AIM: Copy the records from the line containing "views-button[interactable]: 50 [652,725,694,745]" to the line containing "tweet-author-name[interactable]: さヶ [362,989,392,1010]", both ends included, without changing anything.

MATERIAL PROVIDED:
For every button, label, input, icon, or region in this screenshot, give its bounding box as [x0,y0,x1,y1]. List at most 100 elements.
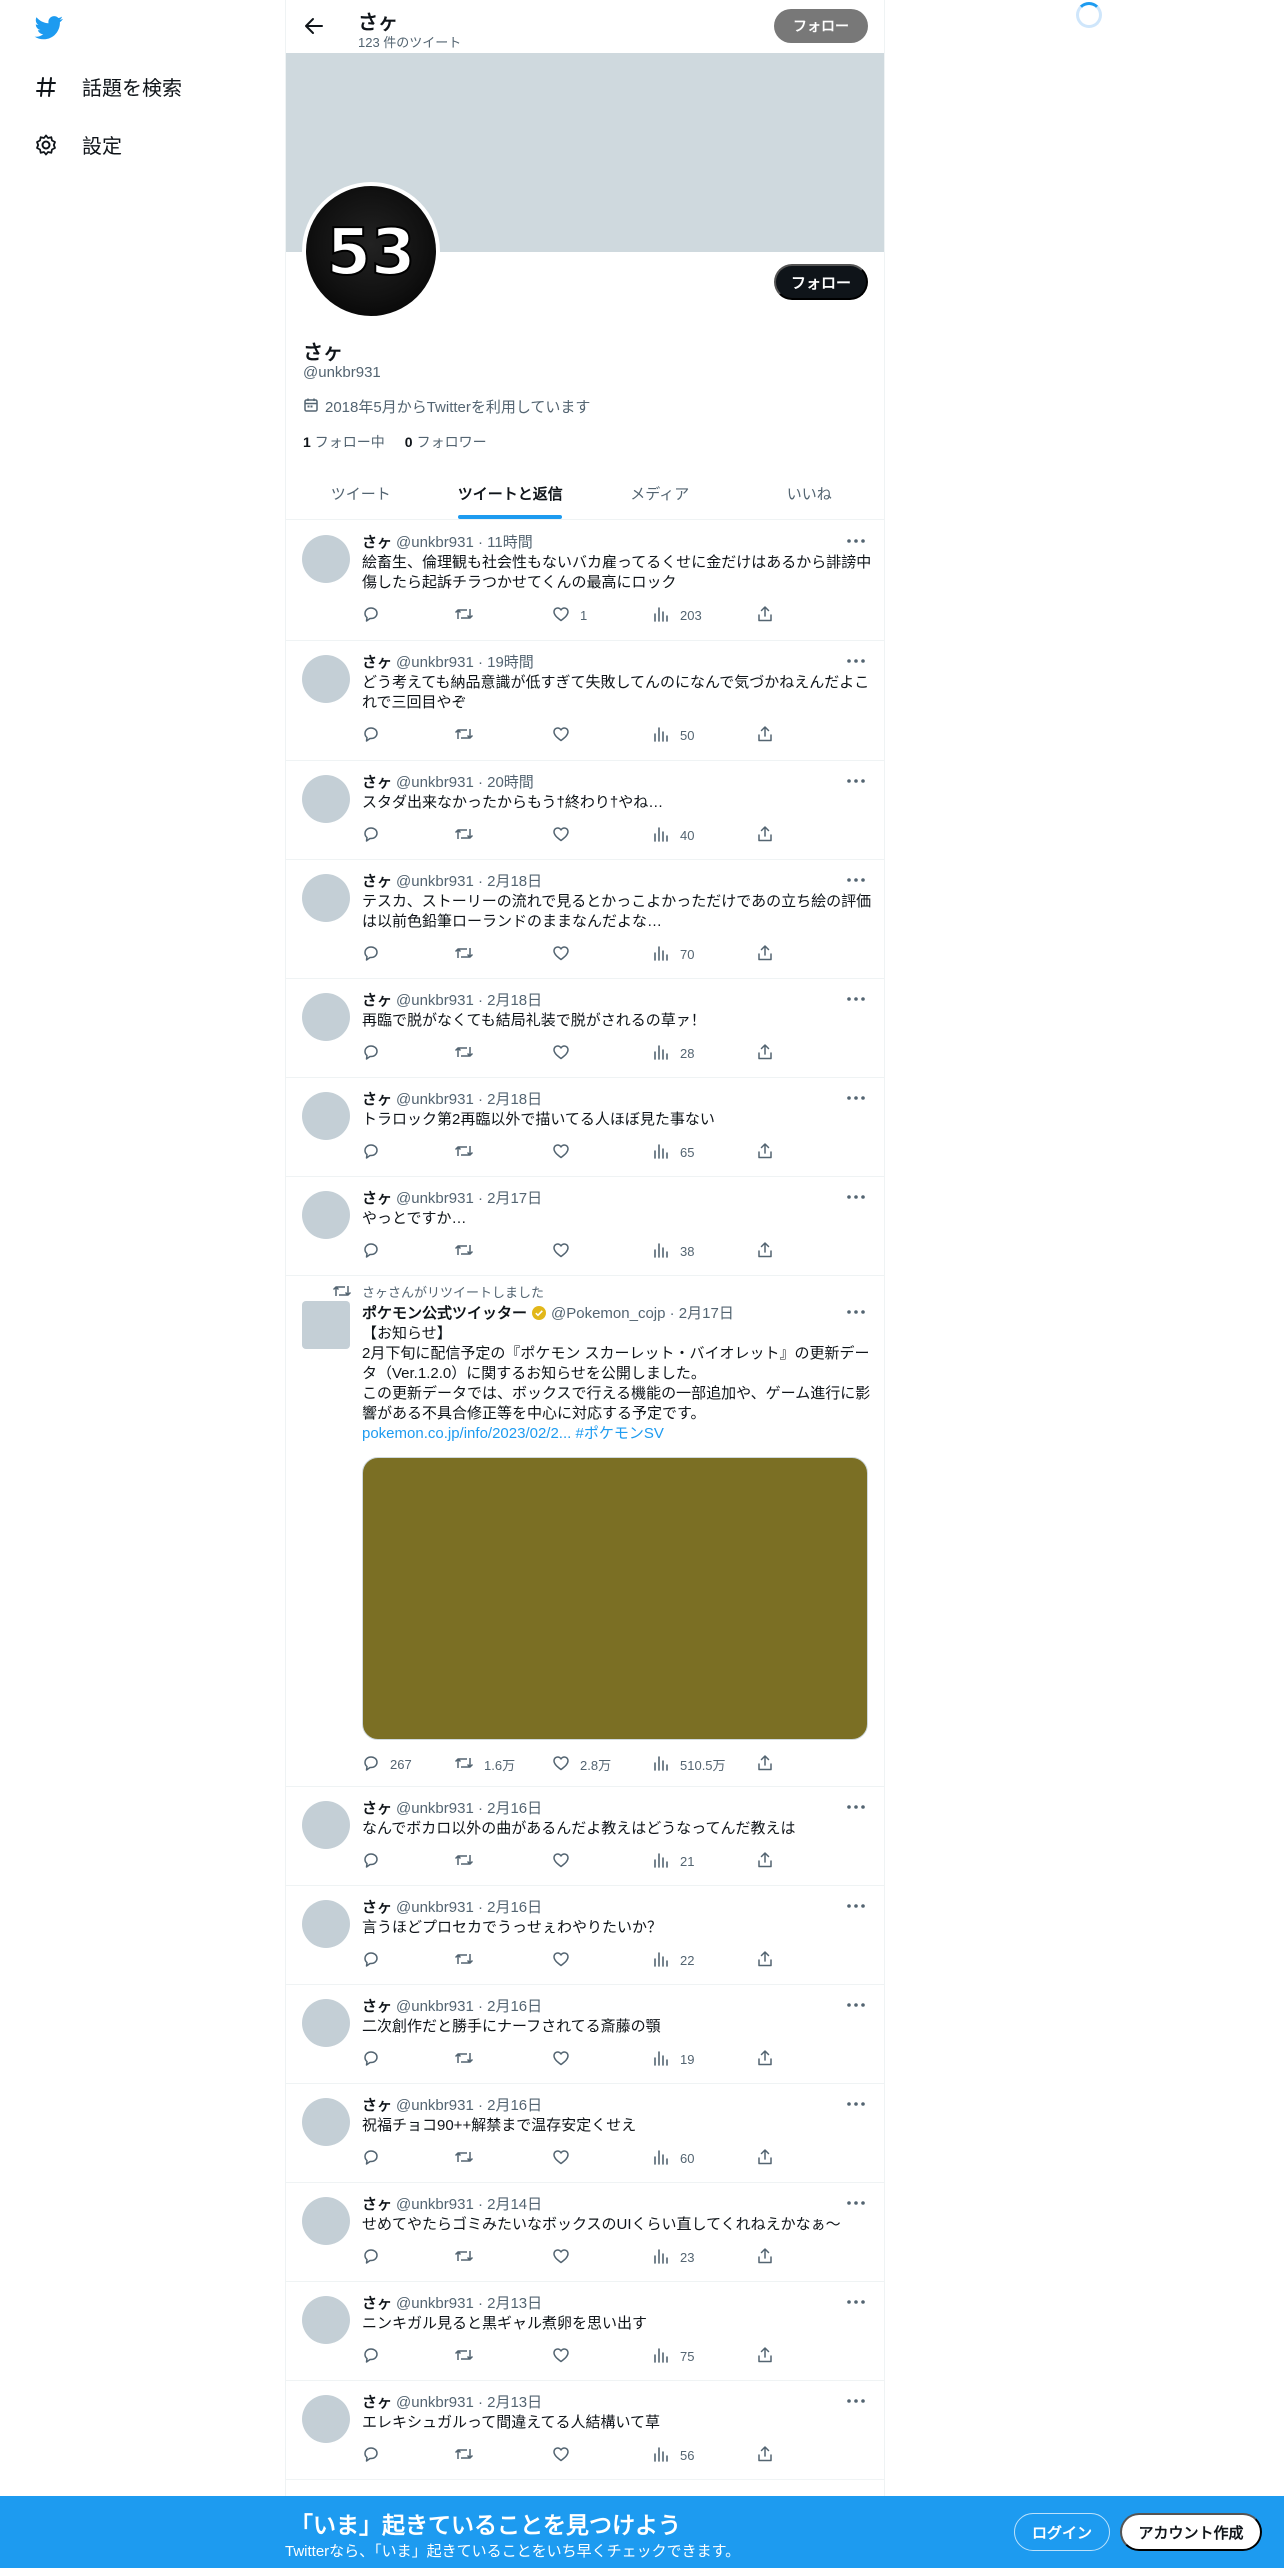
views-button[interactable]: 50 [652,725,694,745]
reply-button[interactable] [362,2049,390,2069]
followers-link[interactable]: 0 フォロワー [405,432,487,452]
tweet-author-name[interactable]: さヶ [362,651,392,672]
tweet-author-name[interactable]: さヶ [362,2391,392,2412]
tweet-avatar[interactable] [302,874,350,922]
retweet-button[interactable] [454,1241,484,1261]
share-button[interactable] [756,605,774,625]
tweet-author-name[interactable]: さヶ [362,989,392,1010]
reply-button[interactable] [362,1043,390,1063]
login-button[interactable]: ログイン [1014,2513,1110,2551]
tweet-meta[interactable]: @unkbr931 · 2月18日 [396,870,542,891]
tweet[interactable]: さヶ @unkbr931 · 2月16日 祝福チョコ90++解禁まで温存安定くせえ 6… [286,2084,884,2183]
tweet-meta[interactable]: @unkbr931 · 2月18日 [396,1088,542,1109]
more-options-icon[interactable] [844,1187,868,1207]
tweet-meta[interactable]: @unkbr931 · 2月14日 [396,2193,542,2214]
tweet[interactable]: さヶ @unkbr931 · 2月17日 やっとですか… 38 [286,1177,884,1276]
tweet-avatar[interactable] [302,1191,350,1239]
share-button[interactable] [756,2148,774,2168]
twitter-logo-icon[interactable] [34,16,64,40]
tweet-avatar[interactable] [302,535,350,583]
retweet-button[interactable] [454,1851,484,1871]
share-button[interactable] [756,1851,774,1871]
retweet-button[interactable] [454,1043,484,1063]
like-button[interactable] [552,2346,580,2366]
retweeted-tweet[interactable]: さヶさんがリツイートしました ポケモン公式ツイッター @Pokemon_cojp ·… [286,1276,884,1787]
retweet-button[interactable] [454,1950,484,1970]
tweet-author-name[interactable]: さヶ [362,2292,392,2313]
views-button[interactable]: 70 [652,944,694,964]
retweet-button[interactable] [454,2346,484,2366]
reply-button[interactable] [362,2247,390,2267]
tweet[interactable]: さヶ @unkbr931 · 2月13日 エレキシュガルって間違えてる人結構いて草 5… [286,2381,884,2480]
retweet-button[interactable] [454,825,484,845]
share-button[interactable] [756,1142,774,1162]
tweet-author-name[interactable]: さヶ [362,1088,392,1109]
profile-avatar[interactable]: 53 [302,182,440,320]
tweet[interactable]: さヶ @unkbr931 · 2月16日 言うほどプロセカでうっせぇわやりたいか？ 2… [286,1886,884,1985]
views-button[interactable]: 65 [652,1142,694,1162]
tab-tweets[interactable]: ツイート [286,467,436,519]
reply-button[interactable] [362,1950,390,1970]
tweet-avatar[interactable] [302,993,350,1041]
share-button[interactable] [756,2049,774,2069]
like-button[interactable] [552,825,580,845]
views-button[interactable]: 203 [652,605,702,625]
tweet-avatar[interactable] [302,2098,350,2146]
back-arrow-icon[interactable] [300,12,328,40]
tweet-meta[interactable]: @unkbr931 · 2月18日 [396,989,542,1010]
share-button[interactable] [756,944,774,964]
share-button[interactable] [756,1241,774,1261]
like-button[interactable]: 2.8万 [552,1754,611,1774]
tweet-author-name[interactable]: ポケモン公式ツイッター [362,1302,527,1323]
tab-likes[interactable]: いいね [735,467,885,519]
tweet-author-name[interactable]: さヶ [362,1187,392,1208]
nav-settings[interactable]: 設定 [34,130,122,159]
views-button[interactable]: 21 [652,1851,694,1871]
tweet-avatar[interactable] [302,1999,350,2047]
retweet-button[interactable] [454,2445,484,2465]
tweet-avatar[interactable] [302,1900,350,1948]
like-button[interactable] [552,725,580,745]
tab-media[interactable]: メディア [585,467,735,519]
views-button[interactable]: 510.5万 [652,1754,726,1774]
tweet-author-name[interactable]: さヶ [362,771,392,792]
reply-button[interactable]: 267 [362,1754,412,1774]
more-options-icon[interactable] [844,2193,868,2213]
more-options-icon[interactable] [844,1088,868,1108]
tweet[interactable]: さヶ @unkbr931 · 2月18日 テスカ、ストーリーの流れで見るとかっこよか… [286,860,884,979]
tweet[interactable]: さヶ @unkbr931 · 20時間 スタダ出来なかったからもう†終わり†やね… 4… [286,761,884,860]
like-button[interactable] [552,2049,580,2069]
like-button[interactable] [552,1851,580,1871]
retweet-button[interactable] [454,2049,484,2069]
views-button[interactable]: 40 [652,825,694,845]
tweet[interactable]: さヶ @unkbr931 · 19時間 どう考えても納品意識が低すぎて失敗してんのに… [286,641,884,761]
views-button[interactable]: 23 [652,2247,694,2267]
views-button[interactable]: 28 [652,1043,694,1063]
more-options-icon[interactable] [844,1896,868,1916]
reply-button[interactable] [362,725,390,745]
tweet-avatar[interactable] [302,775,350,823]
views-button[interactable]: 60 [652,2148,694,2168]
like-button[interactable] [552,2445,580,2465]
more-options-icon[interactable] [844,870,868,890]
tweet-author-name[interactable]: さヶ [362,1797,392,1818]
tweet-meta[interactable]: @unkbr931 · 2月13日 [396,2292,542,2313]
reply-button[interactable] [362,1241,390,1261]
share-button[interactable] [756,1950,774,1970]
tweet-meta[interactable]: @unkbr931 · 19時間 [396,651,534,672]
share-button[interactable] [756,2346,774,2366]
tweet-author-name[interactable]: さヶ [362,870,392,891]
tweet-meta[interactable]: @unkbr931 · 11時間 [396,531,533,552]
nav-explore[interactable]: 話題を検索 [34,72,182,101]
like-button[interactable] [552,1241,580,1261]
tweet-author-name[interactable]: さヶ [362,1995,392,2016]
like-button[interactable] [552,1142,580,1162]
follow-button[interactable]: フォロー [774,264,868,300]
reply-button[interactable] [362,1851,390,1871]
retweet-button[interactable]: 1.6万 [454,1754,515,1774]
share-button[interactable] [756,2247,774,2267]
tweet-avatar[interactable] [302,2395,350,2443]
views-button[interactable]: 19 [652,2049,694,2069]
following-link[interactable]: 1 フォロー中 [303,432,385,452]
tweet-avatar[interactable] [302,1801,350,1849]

EXERCISE ANSWER:
views-button[interactable]: 50 [652,725,694,745]
reply-button[interactable] [362,2049,390,2069]
followers-link[interactable]: 0 フォロワー [405,432,487,452]
tweet-author-name[interactable]: さヶ [362,651,392,672]
tweet-author-name[interactable]: さヶ [362,2391,392,2412]
tweet-avatar[interactable] [302,874,350,922]
retweet-button[interactable] [454,1241,484,1261]
share-button[interactable] [756,605,774,625]
tweet-author-name[interactable]: さヶ [362,989,392,1010]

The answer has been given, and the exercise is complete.